┌─ Source excerpt

Just an anecdote, for what it's worth.


----------



## partsguy (Jul 24, 2012)

While it's not good to judge on appearances, especially over things over which people have no control (gender, ethnicity, height, natural hair colour, etc.), it is interesting for me to make conjectures over _why_ some people do what they do to themselves (tattoos, piercings, weird hair styles/colour). Are they just attention-seeking, or are they trying to make some other sort of a statement?

As has been stated elsewhere, if you have enough self confidence, it doesn't matter much what you wear, or what you look like, because self confidence overrides just about everything else.

Unfortunately far too many people substitute 'style' for 'substance', and erroneously think that what they look like will overcome all other obstacles. Looking good might get you the interview, but if you don't have any qualifications beyond "not looking like an idiot", you'll probably not make it much further.

└─

### [Stated task A]
Format the rows as a JSON list of strings, one string per line and no blank lines, starting at the first row and ending with the row containing "lon-label-74: -74 0' — [815, 818, 825, 832]".

┌─ Data to process

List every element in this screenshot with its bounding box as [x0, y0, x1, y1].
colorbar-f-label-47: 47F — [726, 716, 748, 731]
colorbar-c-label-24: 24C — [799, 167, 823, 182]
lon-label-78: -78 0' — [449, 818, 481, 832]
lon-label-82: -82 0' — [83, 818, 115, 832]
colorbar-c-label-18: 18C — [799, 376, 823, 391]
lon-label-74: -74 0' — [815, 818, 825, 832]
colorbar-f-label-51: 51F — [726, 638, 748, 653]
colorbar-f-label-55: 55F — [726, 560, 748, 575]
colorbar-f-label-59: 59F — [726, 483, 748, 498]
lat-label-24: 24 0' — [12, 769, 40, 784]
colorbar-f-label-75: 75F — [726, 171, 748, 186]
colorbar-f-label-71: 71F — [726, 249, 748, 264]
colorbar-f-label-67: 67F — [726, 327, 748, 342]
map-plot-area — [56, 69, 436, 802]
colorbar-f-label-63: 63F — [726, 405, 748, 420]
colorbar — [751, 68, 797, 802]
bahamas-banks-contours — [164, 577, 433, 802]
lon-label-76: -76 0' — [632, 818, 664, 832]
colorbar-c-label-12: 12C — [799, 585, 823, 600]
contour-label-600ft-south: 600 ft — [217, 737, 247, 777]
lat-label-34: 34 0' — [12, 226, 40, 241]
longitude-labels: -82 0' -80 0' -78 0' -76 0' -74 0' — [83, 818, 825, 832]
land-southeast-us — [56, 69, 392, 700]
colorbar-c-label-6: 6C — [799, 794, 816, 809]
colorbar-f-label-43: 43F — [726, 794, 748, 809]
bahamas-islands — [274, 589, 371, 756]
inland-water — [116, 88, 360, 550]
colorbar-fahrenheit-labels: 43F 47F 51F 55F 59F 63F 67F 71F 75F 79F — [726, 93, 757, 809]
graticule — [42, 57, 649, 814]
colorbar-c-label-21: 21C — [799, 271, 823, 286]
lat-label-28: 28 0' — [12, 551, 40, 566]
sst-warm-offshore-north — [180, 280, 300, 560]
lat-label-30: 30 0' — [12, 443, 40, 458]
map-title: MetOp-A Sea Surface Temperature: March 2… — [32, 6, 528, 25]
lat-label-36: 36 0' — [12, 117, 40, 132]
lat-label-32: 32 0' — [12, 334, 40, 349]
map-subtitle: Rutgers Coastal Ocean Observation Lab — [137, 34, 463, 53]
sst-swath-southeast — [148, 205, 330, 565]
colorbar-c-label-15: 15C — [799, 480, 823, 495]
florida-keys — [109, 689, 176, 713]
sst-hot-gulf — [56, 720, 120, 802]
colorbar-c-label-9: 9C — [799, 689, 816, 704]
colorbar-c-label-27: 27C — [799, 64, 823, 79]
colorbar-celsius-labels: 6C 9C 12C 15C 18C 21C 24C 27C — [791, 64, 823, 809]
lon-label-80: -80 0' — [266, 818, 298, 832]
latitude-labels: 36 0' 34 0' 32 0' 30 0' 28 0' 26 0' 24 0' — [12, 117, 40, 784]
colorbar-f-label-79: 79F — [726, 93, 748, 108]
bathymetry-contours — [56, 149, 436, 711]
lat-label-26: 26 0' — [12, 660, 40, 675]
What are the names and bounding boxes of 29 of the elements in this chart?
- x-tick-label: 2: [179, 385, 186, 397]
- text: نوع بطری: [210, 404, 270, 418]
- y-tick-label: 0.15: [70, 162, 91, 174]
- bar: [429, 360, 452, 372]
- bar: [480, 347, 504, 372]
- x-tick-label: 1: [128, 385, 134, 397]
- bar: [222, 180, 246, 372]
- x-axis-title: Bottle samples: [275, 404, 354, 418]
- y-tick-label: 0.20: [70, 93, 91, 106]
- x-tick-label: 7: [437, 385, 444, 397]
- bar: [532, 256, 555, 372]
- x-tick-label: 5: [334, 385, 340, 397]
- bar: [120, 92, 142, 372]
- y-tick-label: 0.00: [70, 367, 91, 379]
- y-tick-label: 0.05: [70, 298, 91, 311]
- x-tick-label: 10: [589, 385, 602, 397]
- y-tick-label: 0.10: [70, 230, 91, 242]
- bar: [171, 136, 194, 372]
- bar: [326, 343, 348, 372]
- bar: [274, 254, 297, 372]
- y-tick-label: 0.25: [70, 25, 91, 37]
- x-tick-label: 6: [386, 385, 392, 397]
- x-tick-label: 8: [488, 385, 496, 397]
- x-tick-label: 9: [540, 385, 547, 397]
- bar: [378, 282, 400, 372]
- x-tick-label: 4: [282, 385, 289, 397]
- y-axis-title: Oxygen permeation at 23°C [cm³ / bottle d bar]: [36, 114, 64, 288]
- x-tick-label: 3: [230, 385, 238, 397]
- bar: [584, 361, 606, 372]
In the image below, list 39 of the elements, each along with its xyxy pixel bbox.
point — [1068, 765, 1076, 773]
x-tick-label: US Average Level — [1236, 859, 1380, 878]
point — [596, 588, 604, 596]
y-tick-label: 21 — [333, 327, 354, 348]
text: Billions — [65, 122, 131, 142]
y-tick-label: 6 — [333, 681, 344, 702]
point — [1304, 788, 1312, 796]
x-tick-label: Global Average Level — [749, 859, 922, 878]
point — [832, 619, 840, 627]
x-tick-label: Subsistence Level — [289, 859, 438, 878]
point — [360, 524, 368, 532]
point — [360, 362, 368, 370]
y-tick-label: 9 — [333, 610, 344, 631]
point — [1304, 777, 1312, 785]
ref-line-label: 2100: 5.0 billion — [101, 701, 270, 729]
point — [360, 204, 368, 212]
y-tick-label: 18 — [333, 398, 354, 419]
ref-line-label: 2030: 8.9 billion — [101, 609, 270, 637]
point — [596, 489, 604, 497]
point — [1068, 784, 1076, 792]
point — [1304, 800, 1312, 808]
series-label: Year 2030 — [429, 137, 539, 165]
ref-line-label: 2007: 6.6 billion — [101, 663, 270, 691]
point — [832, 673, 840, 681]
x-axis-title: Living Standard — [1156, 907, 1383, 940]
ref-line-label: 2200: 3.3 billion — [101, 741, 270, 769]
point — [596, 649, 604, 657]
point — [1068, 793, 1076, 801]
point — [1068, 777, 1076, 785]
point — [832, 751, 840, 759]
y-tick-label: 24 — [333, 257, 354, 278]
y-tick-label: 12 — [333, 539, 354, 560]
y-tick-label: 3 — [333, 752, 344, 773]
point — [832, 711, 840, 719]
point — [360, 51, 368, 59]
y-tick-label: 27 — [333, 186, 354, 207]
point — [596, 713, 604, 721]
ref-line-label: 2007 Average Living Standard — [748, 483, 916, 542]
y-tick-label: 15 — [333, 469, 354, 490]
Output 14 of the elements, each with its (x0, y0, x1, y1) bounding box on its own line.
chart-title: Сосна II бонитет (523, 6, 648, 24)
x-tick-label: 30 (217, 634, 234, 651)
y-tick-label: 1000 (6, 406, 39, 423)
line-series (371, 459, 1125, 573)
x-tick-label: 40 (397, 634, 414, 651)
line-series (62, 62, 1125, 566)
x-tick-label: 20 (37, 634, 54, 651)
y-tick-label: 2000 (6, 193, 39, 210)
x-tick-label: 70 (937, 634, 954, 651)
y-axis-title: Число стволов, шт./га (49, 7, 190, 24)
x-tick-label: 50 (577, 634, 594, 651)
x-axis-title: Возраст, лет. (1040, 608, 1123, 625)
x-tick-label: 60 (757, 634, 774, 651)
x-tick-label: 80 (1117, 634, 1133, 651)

└─

### [Stated task B]
In the forum excerpt, condense the paragraph that begins "Unfortunately far too many people" into a shorter version that keeps its main points.

### [Task result A]
[
  "List every element in this screenshot with its bounding box as [x0, y0, x1, y1].",
  "colorbar-f-label-47: 47F — [726, 716, 748, 731]",
  "colorbar-c-label-24: 24C — [799, 167, 823, 182]",
  "lon-label-78: -78 0' — [449, 818, 481, 832]",
  "lon-label-82: -82 0' — [83, 818, 115, 832]",
  "colorbar-c-label-18: 18C — [799, 376, 823, 391]",
  "lon-label-74: -74 0' — [815, 818, 825, 832]"
]

### [Task result B]
Many people wrongly put style ahead of substance and think looks will overcome every obstacle. Looking good might get you an interview, but with no qualifications beyond "not looking like an idiot," you probably won't get much further.